• Teks yang Disediakan:
•••••
Syariah

Pelunasan Utang saat Inflasi Tinggi

Selasa, 27 Agustus 2024 | 09:00 WIB

Pelunasan Utang saat Inflasi Tinggi

Pelunasan Utang saat Inflasi Tinggi (NU ONLINE).

Prinsip utang adalah mengembalikan dengan nilai yang sama. Masalahnya bagaimana dengan penyelesaian utang-piutang yang sudah terjadi bertahun-tahun dan telah terjadi inflasi yang sangat tinggi?
 

Contohnya orang utang 1 juta rupiah pada tahun 1990 dan baru akan dibayar pada tahun 2024, yang mana harga emas pada tahun 1990 sebesar Rp 20.000/gram sementaar pada tahun 2024 sudah meningkat menjadi di atas 1 juta rupiah tiap gram.
•••••
• Tugas yang Dikerjakan:
A: Menurut teks tentang pelunasan utang saat inflasi, mengapa penyelesaian utang yang sudah berlangsung bertahun-tahun menjadi masalah? Jawab dalam satu sampai tiga kalimat.
B: Kutip bagian dari teks tentang pelunasan utang saat inflasi yang dimulai pada "Selasa, 27 Agustus" dan berakhir pada "yang sangat tinggi?".

Entri tata letak spasial
•••••
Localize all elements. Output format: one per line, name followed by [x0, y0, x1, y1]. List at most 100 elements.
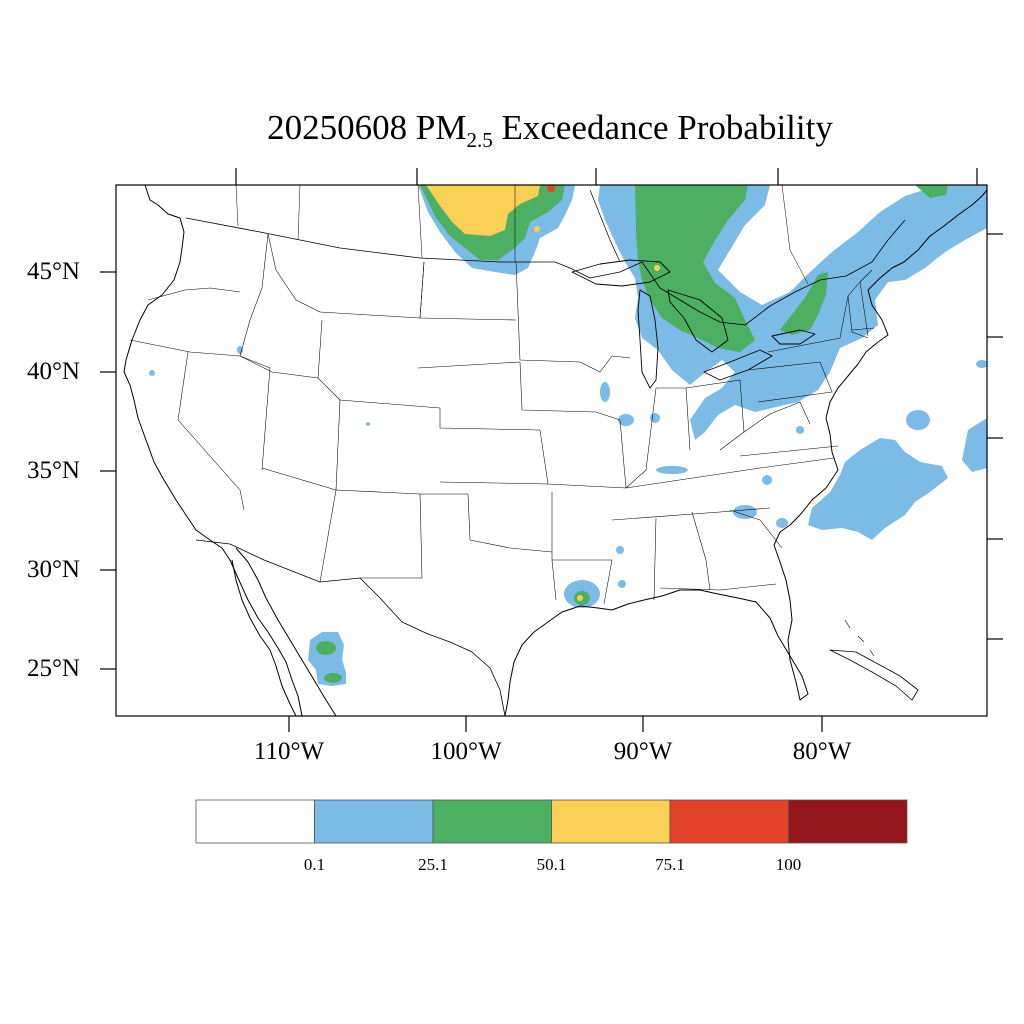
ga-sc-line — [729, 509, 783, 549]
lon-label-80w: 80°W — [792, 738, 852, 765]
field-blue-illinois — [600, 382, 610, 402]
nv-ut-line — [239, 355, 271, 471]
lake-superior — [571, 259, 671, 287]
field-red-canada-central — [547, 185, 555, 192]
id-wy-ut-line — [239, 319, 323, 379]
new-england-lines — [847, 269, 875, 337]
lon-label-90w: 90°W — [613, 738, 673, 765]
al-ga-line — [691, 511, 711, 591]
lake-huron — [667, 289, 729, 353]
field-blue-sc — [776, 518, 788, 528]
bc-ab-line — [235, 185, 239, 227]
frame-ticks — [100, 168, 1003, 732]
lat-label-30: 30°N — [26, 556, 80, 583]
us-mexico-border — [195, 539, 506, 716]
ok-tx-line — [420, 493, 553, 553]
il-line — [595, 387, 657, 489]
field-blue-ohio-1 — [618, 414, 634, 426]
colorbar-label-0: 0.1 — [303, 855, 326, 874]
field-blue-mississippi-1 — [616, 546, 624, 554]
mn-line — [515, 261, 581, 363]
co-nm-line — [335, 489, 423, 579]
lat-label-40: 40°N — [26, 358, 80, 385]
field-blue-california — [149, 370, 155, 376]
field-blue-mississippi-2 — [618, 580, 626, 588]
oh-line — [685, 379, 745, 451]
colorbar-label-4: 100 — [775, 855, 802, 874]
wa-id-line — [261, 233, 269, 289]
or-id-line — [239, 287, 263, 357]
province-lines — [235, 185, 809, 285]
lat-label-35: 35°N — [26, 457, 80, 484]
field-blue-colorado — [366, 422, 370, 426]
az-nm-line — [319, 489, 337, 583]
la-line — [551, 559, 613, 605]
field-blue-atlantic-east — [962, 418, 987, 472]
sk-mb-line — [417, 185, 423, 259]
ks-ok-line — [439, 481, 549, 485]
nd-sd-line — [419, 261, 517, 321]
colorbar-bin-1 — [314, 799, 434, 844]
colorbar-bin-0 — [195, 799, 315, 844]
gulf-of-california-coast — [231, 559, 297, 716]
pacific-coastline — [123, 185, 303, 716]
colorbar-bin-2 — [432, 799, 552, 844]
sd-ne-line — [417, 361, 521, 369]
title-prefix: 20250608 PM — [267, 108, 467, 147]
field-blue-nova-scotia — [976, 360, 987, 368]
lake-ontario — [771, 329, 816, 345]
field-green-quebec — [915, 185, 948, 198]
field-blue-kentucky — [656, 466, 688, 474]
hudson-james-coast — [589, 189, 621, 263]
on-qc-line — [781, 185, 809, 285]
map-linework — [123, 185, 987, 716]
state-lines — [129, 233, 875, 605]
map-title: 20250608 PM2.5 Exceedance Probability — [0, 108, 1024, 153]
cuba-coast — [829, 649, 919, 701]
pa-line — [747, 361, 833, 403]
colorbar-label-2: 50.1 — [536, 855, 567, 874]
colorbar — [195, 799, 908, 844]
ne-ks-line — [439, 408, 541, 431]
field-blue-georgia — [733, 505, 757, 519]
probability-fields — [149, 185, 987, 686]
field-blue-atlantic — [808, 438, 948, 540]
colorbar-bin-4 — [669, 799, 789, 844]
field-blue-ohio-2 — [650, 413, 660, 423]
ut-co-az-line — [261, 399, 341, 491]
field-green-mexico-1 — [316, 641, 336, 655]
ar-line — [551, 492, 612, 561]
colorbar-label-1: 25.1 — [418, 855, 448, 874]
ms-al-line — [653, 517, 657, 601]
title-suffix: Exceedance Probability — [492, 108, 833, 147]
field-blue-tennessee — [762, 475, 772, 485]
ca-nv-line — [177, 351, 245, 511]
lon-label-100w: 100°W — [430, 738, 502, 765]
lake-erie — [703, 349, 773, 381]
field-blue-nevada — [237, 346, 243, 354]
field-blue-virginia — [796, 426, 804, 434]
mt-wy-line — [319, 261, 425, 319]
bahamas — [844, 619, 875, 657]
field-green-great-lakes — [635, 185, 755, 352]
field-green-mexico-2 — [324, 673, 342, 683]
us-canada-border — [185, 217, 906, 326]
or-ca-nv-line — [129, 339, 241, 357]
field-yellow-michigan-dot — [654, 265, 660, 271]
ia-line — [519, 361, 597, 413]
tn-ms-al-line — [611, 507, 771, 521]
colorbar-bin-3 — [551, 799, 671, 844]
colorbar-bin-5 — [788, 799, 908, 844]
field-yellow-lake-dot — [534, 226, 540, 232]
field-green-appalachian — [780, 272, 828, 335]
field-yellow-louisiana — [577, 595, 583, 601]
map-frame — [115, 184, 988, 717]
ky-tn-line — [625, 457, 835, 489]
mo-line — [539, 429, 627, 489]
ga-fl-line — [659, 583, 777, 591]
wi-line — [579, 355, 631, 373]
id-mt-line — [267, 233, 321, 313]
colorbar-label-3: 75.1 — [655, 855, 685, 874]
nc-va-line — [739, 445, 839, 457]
•••••
• Hasil yang Diharapkan:
A: Prinsip utang adalah mengembalikan dengan nilai yang sama, padahal selama bertahun-tahun itu telah terjadi inflasi yang sangat tinggi. Contohnya, harga emas pada tahun 1990 sebesar Rp 20.000 per gram, sedangkan pada tahun 2024 sudah di atas 1 juta rupiah per gram.

B:
Selasa, 27 Agustus 2024 | 09:00 WIB

Pelunasan Utang saat Inflasi Tinggi

Pelunasan Utang saat Inflasi Tinggi (NU ONLINE).

Prinsip utang adalah mengembalikan dengan nilai yang sama. Masalahnya bagaimana dengan penyelesaian utang-piutang yang sudah terjadi bertahun-tahun dan telah terjadi inflasi yang sangat tinggi?